_REQUIRED TASK_
In the material below, identify each line bearing the word "Read". Reproduce those lines.
— begin MATERIAL SUPPLIED —
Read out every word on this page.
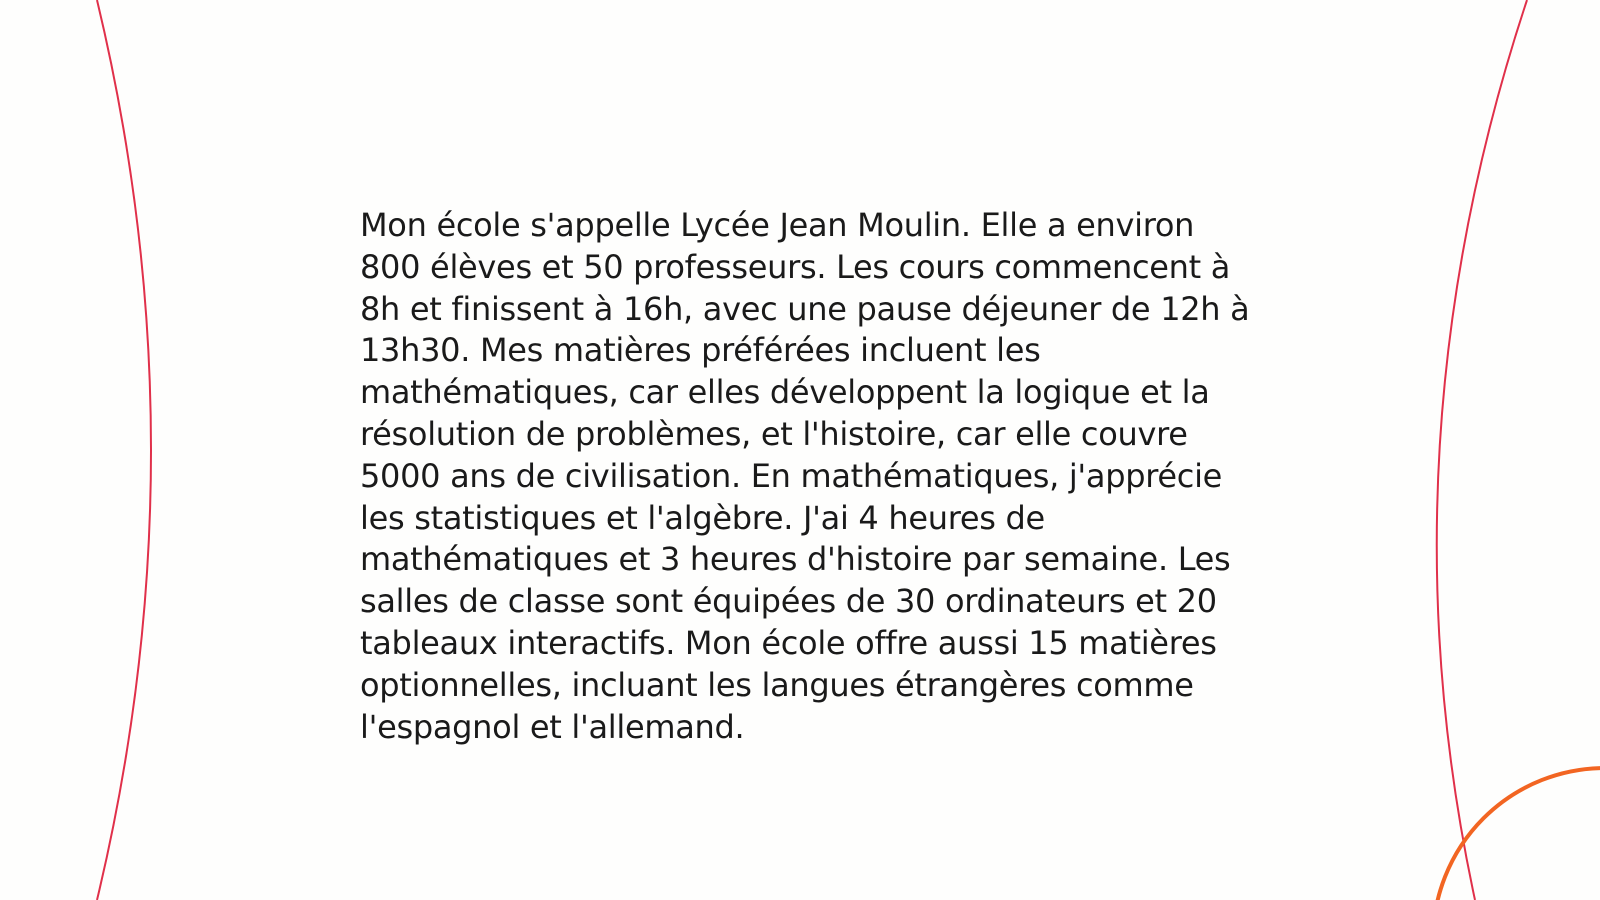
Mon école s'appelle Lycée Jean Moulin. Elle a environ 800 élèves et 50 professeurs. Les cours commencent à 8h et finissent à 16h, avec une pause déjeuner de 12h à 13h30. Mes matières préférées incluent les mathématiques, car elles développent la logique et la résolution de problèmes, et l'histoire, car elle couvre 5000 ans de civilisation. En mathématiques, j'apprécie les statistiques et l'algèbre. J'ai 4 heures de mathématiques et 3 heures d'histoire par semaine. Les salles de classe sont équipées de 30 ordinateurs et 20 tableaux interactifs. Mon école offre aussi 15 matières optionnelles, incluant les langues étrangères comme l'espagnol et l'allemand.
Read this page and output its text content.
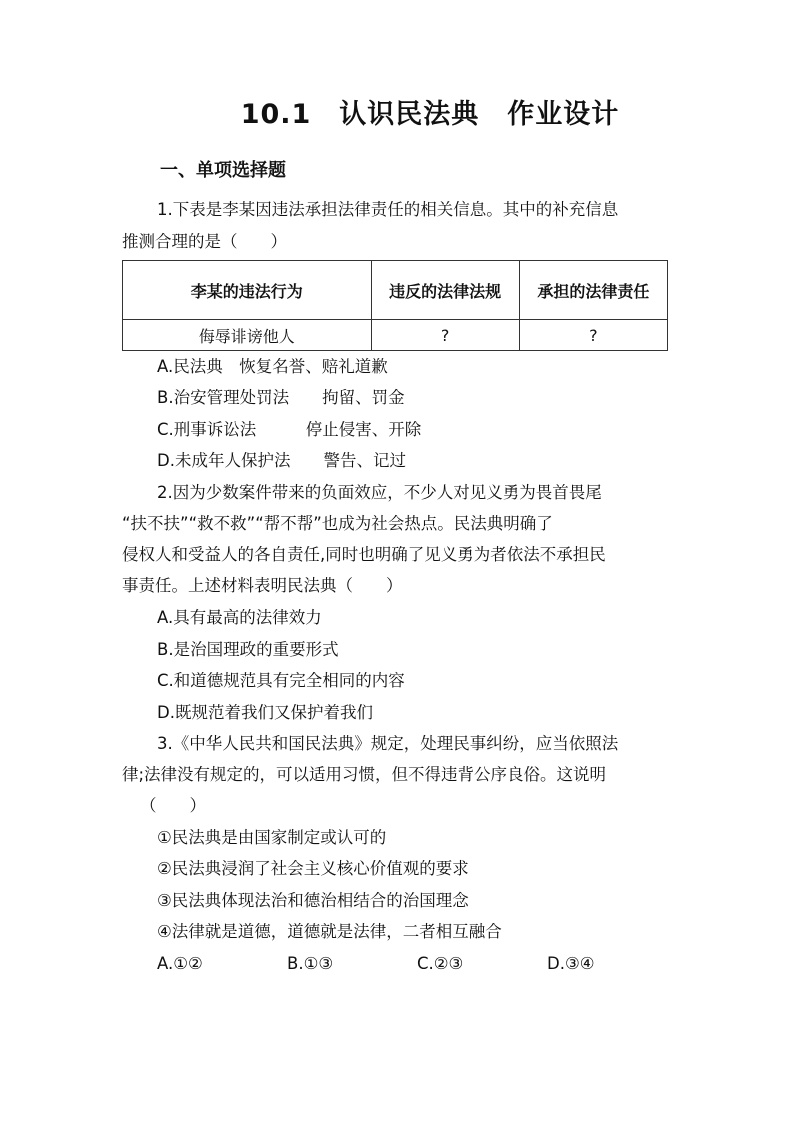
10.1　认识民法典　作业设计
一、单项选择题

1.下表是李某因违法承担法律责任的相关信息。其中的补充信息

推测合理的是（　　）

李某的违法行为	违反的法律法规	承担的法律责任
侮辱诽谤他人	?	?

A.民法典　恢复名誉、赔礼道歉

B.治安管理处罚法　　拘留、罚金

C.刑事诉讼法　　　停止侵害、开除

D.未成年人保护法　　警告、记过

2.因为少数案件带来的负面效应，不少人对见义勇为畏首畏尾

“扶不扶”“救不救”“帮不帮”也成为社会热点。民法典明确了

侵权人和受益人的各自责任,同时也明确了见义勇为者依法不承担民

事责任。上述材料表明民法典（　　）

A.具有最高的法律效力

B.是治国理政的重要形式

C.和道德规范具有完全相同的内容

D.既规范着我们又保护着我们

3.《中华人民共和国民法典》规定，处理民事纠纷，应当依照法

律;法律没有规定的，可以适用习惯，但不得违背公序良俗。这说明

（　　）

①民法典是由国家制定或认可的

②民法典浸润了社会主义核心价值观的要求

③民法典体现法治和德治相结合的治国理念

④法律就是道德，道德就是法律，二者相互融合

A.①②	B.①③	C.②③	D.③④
— end MATERIAL SUPPLIED —
_EXERCISE ANSWER_
Read out every word on this page.
Read this page and output its text content.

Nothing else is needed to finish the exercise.